Items from a data source
▼▼▼

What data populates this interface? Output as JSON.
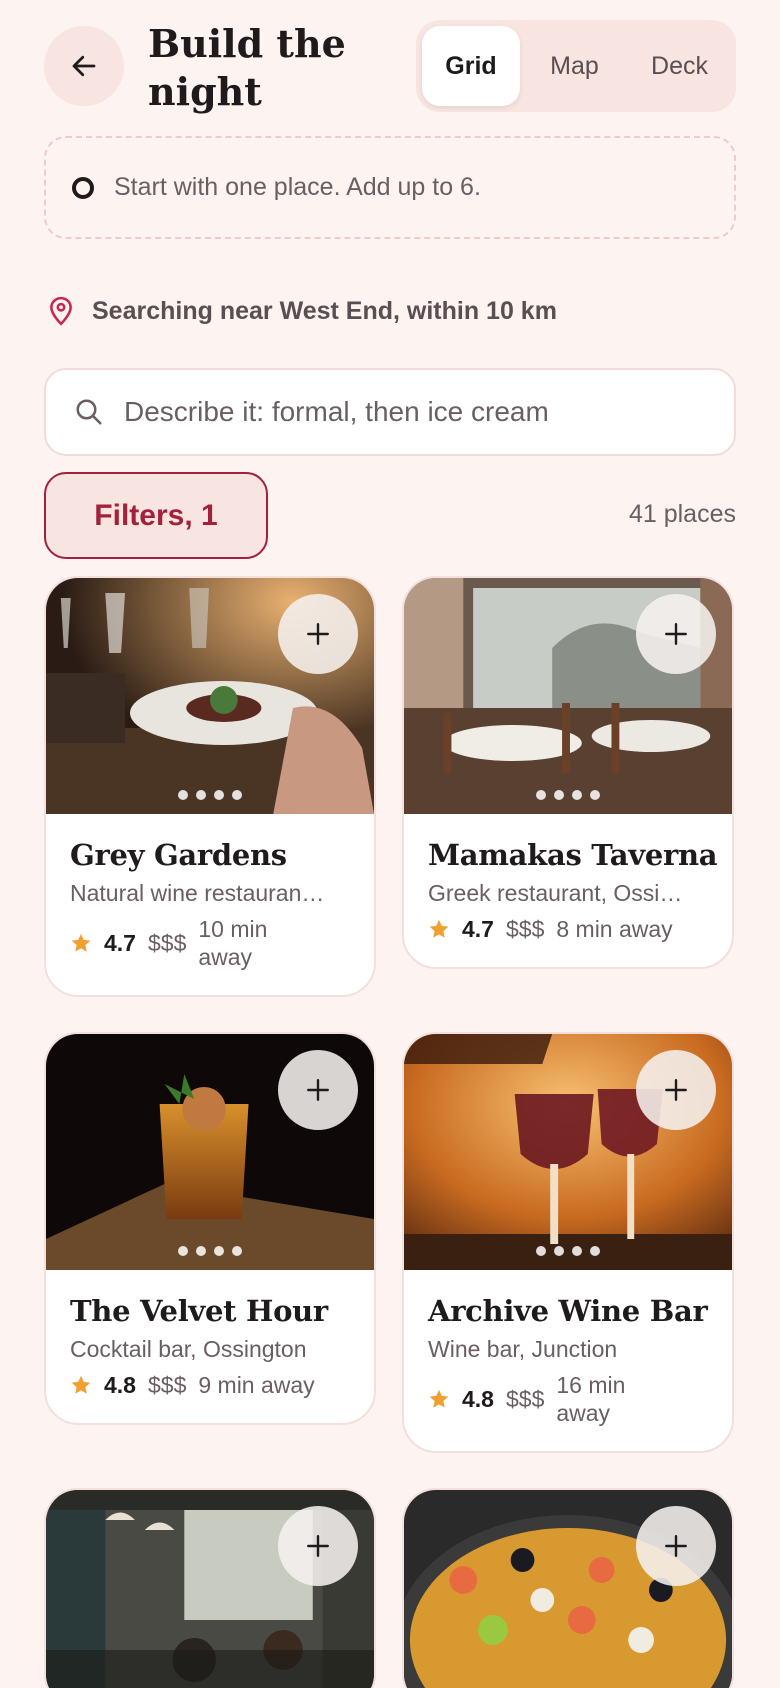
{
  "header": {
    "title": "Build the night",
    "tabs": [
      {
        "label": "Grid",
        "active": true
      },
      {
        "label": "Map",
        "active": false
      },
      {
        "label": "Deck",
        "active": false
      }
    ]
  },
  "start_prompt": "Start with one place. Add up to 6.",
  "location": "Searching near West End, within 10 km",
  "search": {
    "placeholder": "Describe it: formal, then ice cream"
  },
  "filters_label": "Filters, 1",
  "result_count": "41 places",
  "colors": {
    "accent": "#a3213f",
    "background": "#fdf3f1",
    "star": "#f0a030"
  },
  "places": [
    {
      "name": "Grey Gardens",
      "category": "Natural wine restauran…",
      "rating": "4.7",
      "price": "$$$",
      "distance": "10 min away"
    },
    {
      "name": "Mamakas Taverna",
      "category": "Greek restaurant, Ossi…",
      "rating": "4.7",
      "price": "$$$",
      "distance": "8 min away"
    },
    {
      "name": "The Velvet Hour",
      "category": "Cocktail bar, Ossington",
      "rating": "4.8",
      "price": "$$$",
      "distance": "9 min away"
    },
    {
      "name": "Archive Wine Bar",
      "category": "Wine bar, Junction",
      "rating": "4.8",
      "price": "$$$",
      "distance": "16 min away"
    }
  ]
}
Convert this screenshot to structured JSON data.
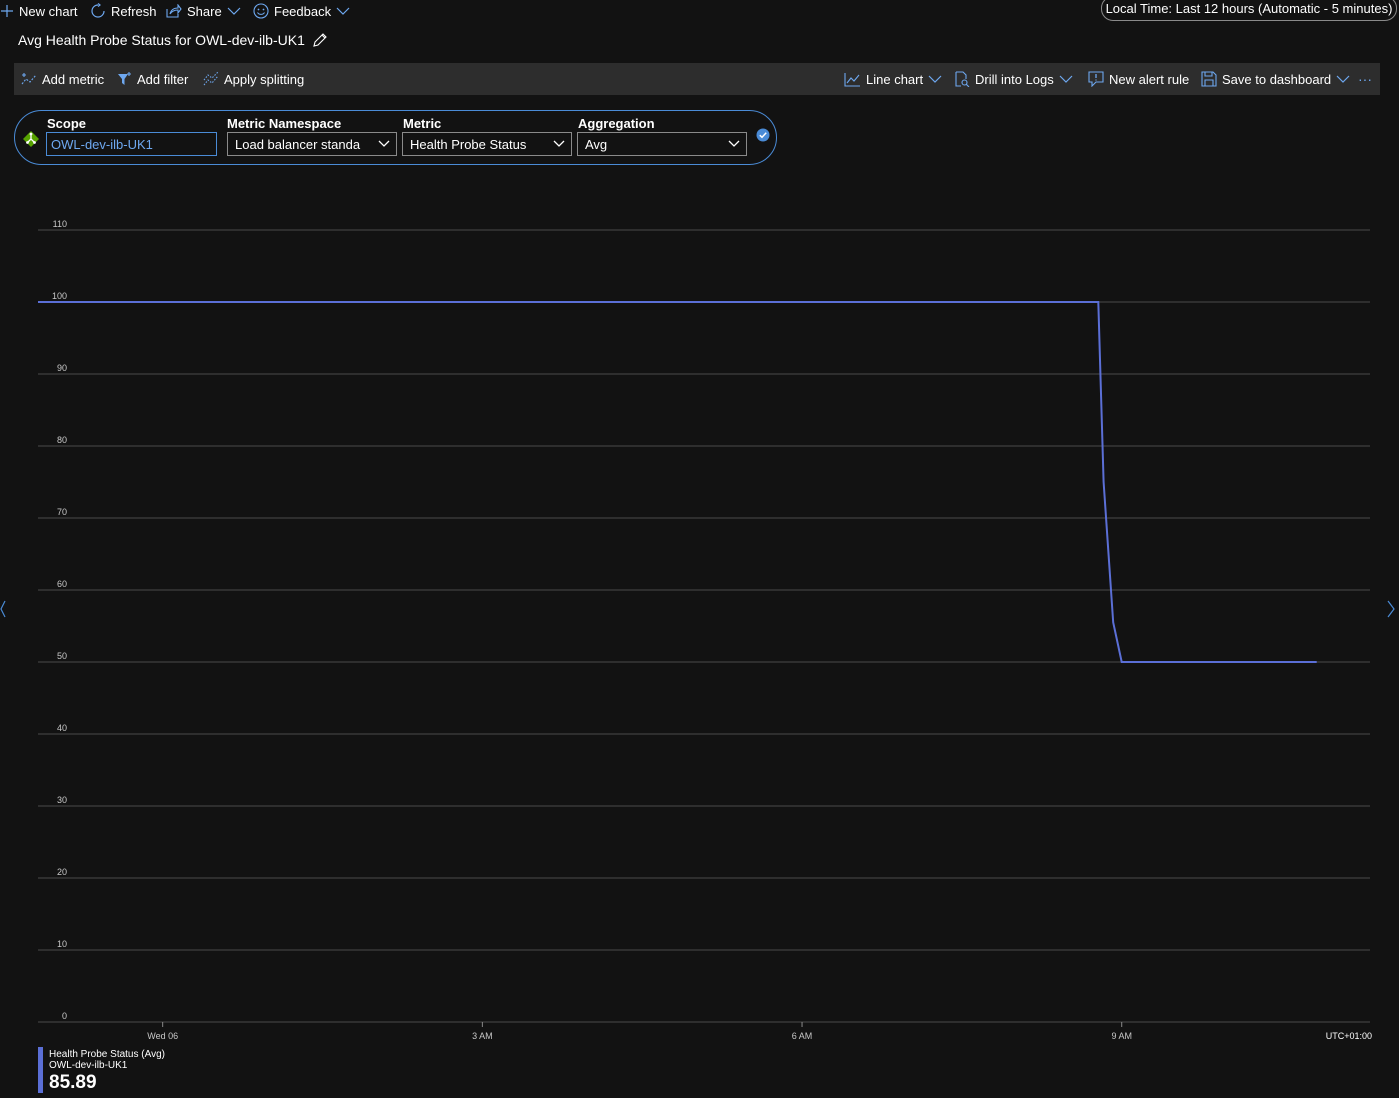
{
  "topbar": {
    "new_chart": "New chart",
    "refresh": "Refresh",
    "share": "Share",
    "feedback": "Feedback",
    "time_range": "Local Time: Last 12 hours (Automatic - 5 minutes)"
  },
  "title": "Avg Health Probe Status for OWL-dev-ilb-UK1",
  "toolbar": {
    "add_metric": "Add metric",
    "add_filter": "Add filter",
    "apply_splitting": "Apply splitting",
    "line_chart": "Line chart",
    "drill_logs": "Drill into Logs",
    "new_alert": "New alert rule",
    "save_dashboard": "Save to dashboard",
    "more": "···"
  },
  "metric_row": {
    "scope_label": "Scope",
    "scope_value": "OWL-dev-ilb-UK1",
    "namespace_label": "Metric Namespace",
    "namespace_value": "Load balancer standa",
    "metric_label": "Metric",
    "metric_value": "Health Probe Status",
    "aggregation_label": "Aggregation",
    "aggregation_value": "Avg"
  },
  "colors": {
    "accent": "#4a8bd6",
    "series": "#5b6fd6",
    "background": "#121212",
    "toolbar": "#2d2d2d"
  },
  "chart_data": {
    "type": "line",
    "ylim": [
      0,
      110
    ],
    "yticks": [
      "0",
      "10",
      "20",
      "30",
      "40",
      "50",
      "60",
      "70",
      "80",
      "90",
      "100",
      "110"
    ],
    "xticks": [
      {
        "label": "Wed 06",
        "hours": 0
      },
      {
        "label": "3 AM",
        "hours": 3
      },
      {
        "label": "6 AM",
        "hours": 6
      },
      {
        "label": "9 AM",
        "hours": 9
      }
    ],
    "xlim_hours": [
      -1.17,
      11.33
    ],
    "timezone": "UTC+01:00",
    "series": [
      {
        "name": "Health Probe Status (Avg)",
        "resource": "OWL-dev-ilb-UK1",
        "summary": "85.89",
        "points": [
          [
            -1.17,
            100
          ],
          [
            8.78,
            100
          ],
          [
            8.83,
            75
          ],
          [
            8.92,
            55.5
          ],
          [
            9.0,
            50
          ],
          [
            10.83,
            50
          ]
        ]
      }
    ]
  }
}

▲▲▲

== INSTRUCTION ==
Transcribe the material exactly, keeping every word and none of the pictures.

== OUTPUT ==
What data populates this interface? Output as JSON.
{
  "header": {
    "title": "Build the night",
    "tabs": [
      {
        "label": "Grid",
        "active": true
      },
      {
        "label": "Map",
        "active": false
      },
      {
        "label": "Deck",
        "active": false
      }
    ]
  },
  "start_prompt": "Start with one place. Add up to 6.",
  "location": "Searching near West End, within 10 km",
  "search": {
    "placeholder": "Describe it: formal, then ice cream"
  },
  "filters_label": "Filters, 1",
  "result_count": "41 places",
  "colors": {
    "accent": "#a3213f",
    "background": "#fdf3f1",
    "star": "#f0a030"
  },
  "places": [
    {
      "name": "Grey Gardens",
      "category": "Natural wine restauran…",
      "rating": "4.7",
      "price": "$$$",
      "distance": "10 min away"
    },
    {
      "name": "Mamakas Taverna",
      "category": "Greek restaurant, Ossi…",
      "rating": "4.7",
      "price": "$$$",
      "distance": "8 min away"
    },
    {
      "name": "The Velvet Hour",
      "category": "Cocktail bar, Ossington",
      "rating": "4.8",
      "price": "$$$",
      "distance": "9 min away"
    },
    {
      "name": "Archive Wine Bar",
      "category": "Wine bar, Junction",
      "rating": "4.8",
      "price": "$$$",
      "distance": "16 min away"
    }
  ]
}
Convert this screenshot to structured JSON data.
{
  "topbar": {
    "new_chart": "New chart",
    "refresh": "Refresh",
    "share": "Share",
    "feedback": "Feedback",
    "time_range": "Local Time: Last 12 hours (Automatic - 5 minutes)"
  },
  "title": "Avg Health Probe Status for OWL-dev-ilb-UK1",
  "toolbar": {
    "add_metric": "Add metric",
    "add_filter": "Add filter",
    "apply_splitting": "Apply splitting",
    "line_chart": "Line chart",
    "drill_logs": "Drill into Logs",
    "new_alert": "New alert rule",
    "save_dashboard": "Save to dashboard",
    "more": "···"
  },
  "metric_row": {
    "scope_label": "Scope",
    "scope_value": "OWL-dev-ilb-UK1",
    "namespace_label": "Metric Namespace",
    "namespace_value": "Load balancer standa",
    "metric_label": "Metric",
    "metric_value": "Health Probe Status",
    "aggregation_label": "Aggregation",
    "aggregation_value": "Avg"
  },
  "colors": {
    "accent": "#4a8bd6",
    "series": "#5b6fd6",
    "background": "#121212",
    "toolbar": "#2d2d2d"
  },
  "chart_data": {
    "type": "line",
    "ylim": [
      0,
      110
    ],
    "yticks": [
      "0",
      "10",
      "20",
      "30",
      "40",
      "50",
      "60",
      "70",
      "80",
      "90",
      "100",
      "110"
    ],
    "xticks": [
      {
        "label": "Wed 06",
        "hours": 0
      },
      {
        "label": "3 AM",
        "hours": 3
      },
      {
        "label": "6 AM",
        "hours": 6
      },
      {
        "label": "9 AM",
        "hours": 9
      }
    ],
    "xlim_hours": [
      -1.17,
      11.33
    ],
    "timezone": "UTC+01:00",
    "series": [
      {
        "name": "Health Probe Status (Avg)",
        "resource": "OWL-dev-ilb-UK1",
        "summary": "85.89",
        "points": [
          [
            -1.17,
            100
          ],
          [
            8.78,
            100
          ],
          [
            8.83,
            75
          ],
          [
            8.92,
            55.5
          ],
          [
            9.0,
            50
          ],
          [
            10.83,
            50
          ]
        ]
      }
    ]
  }
}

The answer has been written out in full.